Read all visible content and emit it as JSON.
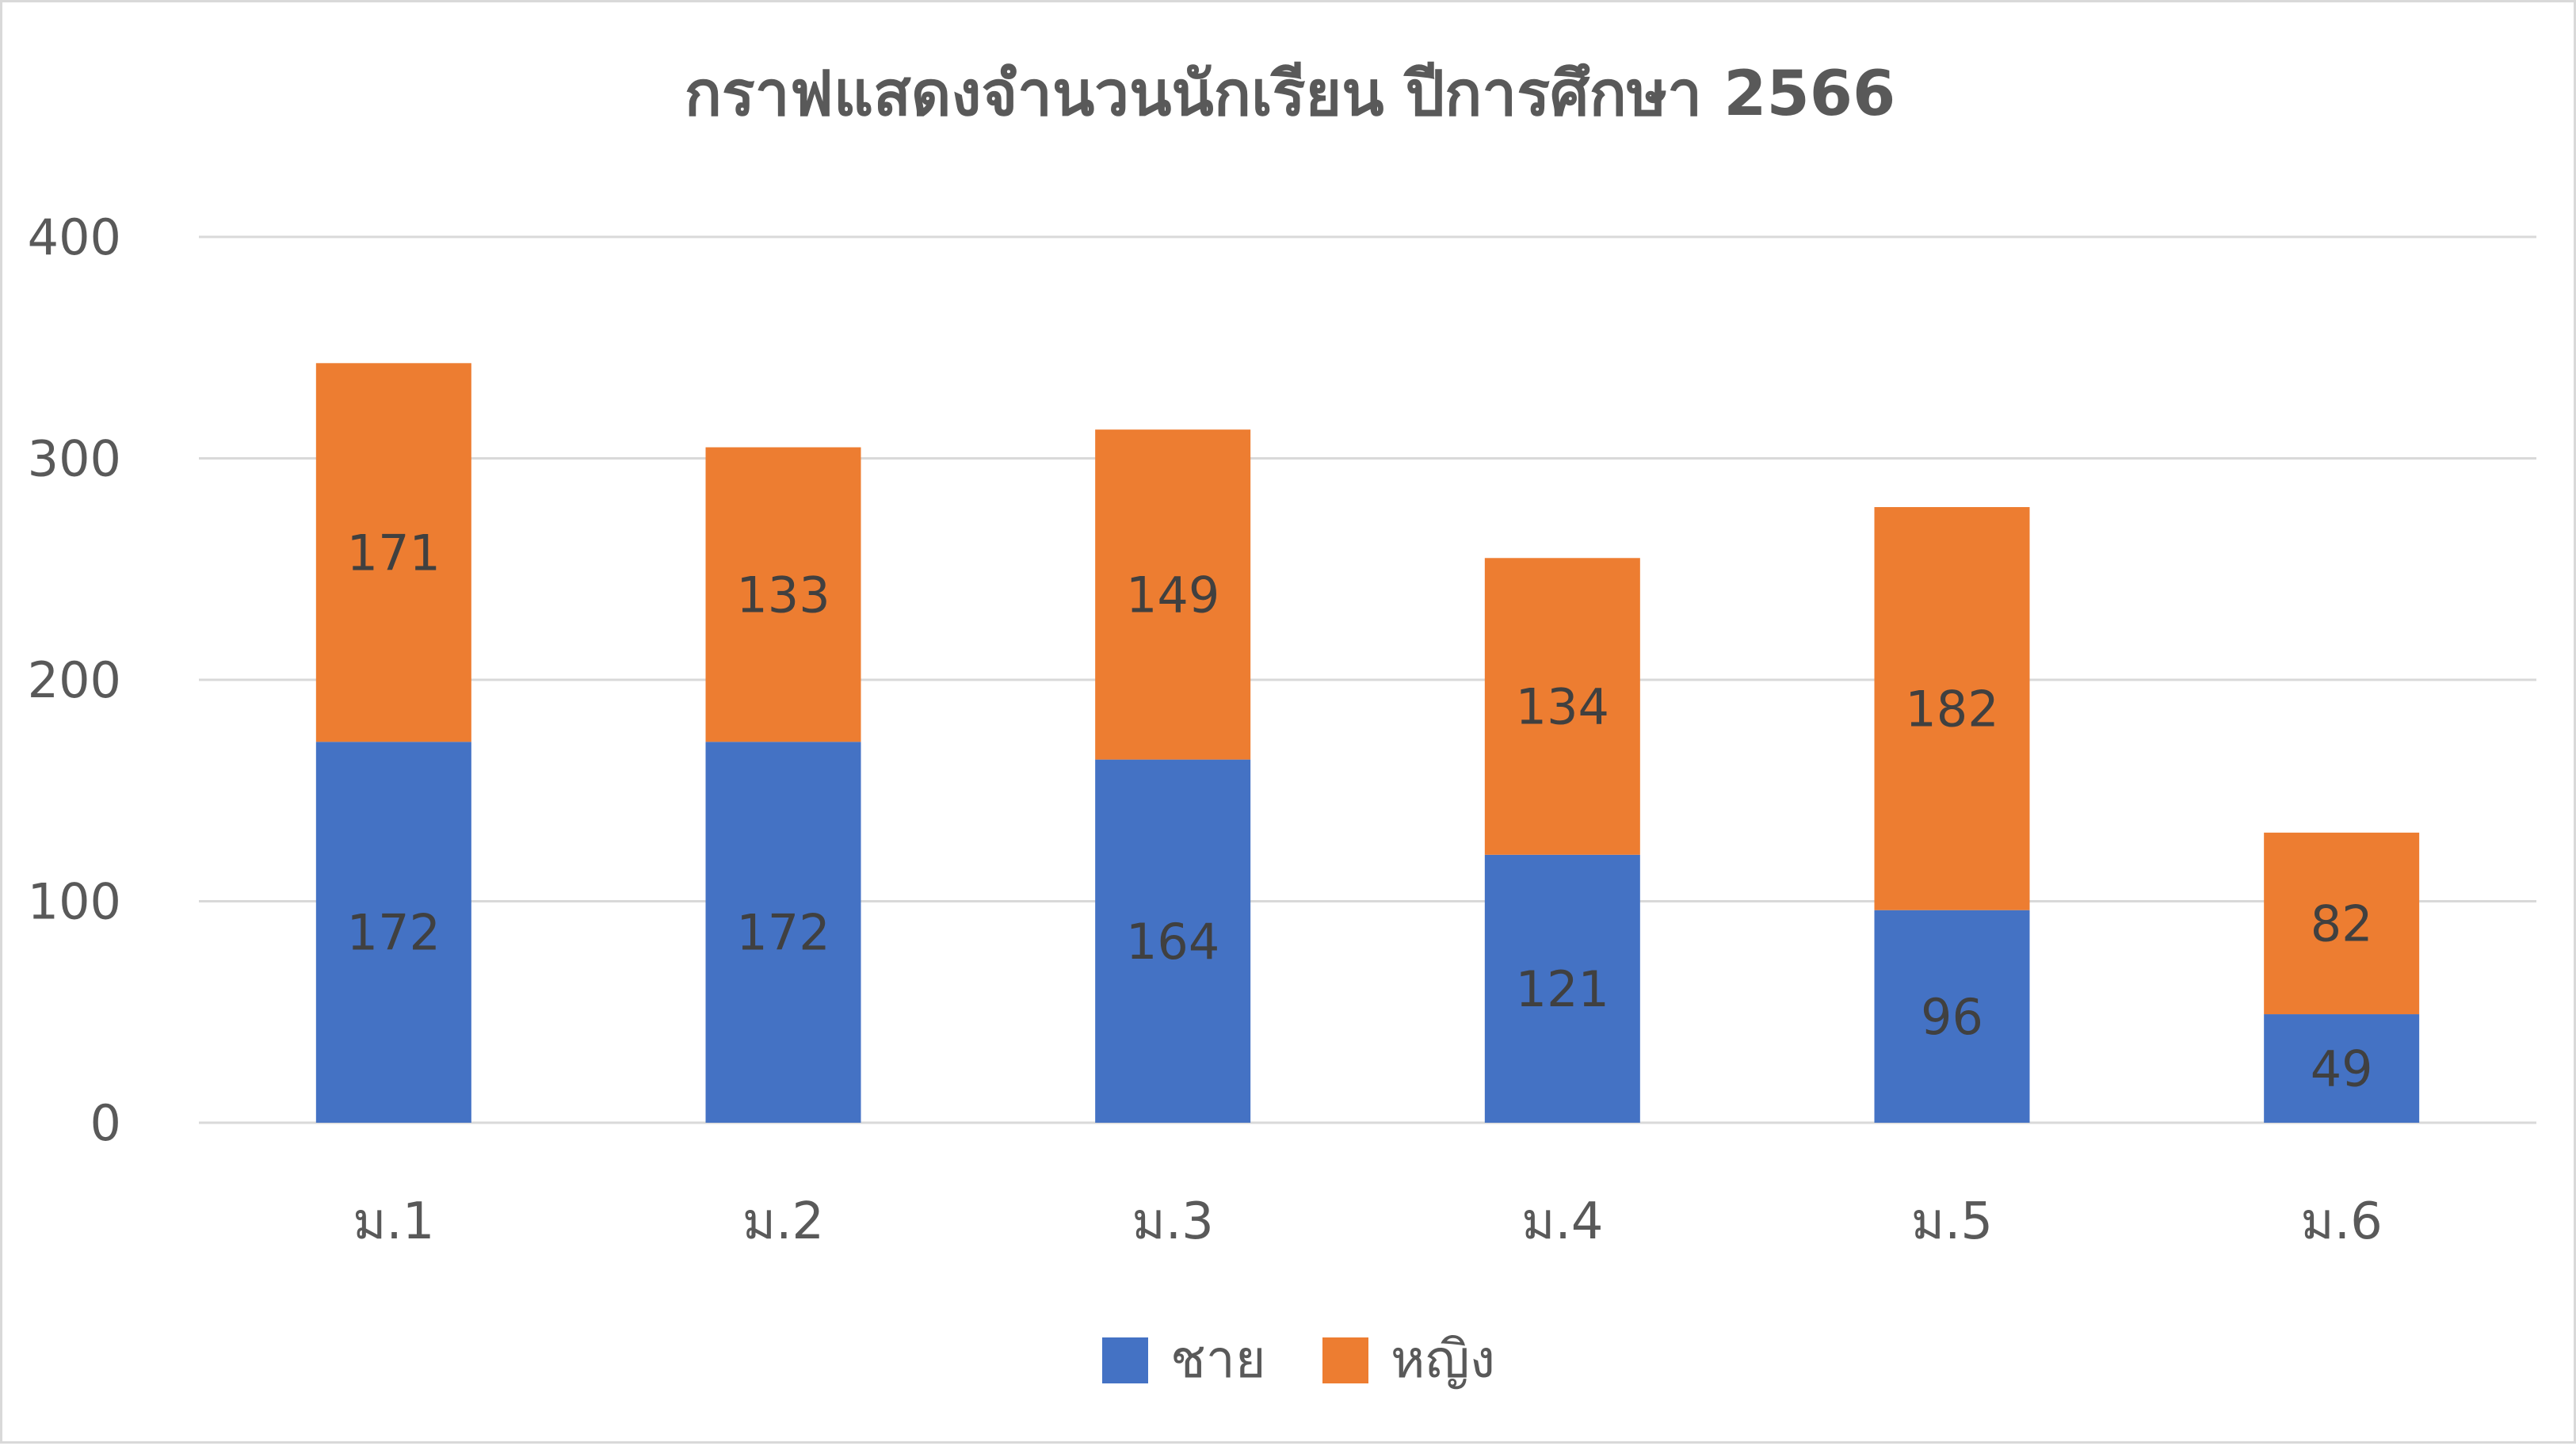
{
  "chart_data": {
    "type": "bar",
    "stacked": true,
    "title": "กราฟแสดงจำนวนนักเรียน ปีการศึกษา 2566",
    "categories": [
      "ม.1",
      "ม.2",
      "ม.3",
      "ม.4",
      "ม.5",
      "ม.6"
    ],
    "series": [
      {
        "name": "ชาย",
        "values": [
          172,
          172,
          164,
          121,
          96,
          49
        ],
        "color": "#4472C4"
      },
      {
        "name": "หญิง",
        "values": [
          171,
          133,
          149,
          134,
          182,
          82
        ],
        "color": "#ED7D31"
      }
    ],
    "ylim": [
      0,
      400
    ],
    "yticks": [
      0,
      100,
      200,
      300,
      400
    ],
    "grid": true,
    "legend": "bottom",
    "data_labels": true
  }
}
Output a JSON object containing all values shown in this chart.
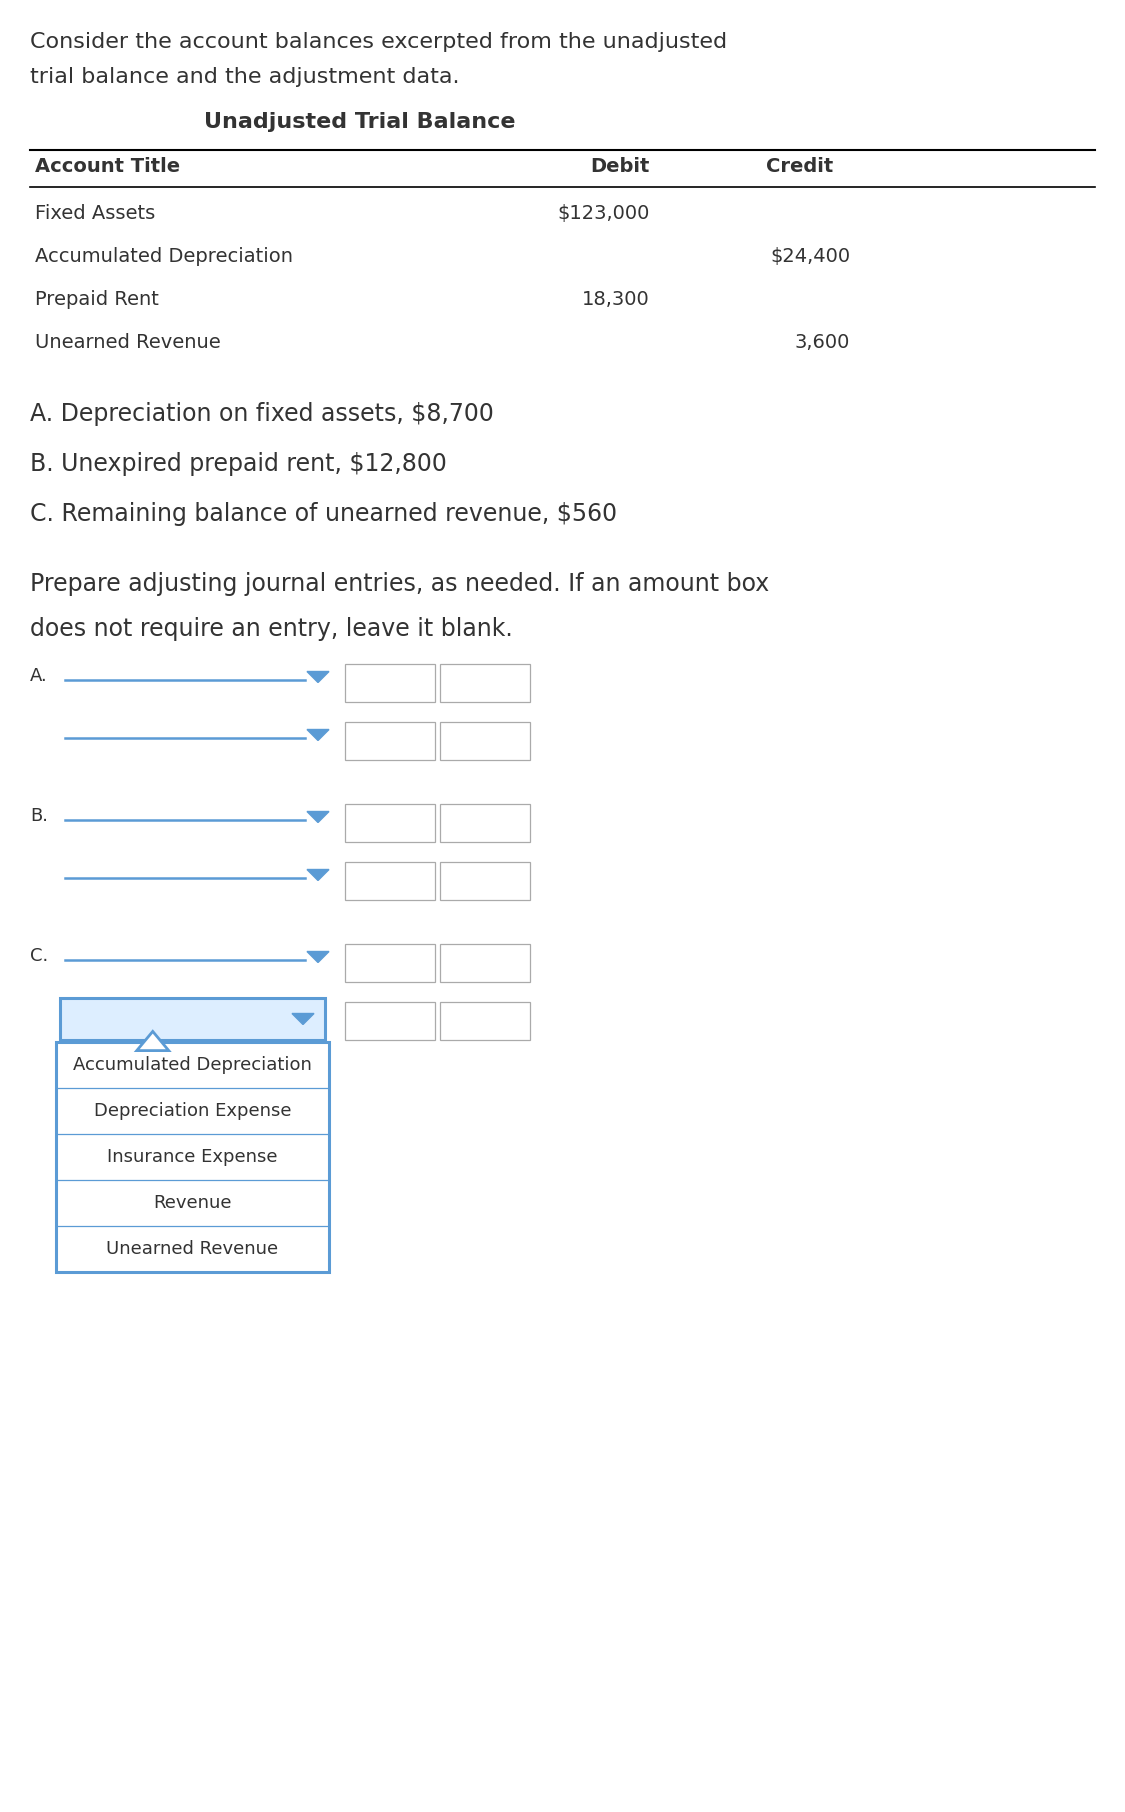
{
  "bg_color": "#ffffff",
  "intro_text_line1": "Consider the account balances excerpted from the unadjusted",
  "intro_text_line2": "trial balance and the adjustment data.",
  "table_title": "Unadjusted Trial Balance",
  "col_headers": [
    "Account Title",
    "Debit",
    "Credit"
  ],
  "table_rows": [
    [
      "Fixed Assets",
      "$123,000",
      ""
    ],
    [
      "Accumulated Depreciation",
      "",
      "$24,400"
    ],
    [
      "Prepaid Rent",
      "18,300",
      ""
    ],
    [
      "Unearned Revenue",
      "",
      "3,600"
    ]
  ],
  "adjustment_lines": [
    "A. Depreciation on fixed assets, $8,700",
    "B. Unexpired prepaid rent, $12,800",
    "C. Remaining balance of unearned revenue, $560"
  ],
  "prepare_text_line1": "Prepare adjusting journal entries, as needed. If an amount box",
  "prepare_text_line2": "does not require an entry, leave it blank.",
  "section_labels": [
    "A.",
    "B.",
    "C."
  ],
  "dropdown_items": [
    "Accumulated Depreciation",
    "Depreciation Expense",
    "Insurance Expense",
    "Revenue",
    "Unearned Revenue"
  ],
  "dropdown_border_color": "#5b9bd5",
  "dropdown_fill_color": "#ddeeff",
  "input_box_color": "#ffffff",
  "input_box_border": "#aaaaaa",
  "line_color": "#5b9bd5",
  "arrow_color": "#5b9bd5",
  "table_line_color": "#000000",
  "font_color": "#333333",
  "font_family": "DejaVu Sans",
  "intro_fontsize": 16,
  "table_title_fontsize": 16,
  "header_fontsize": 14,
  "row_fontsize": 14,
  "adj_fontsize": 17,
  "prepare_fontsize": 17,
  "section_label_fontsize": 13,
  "dropdown_item_fontsize": 13
}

——

(Work required)
Copy out each line of the records where the string "Depreciation" appears.

(Task output)
      "Accumulated Depreciation",
    "A. Depreciation on fixed assets, $8,700",
    "Accumulated Depreciation",
    "Depreciation Expense",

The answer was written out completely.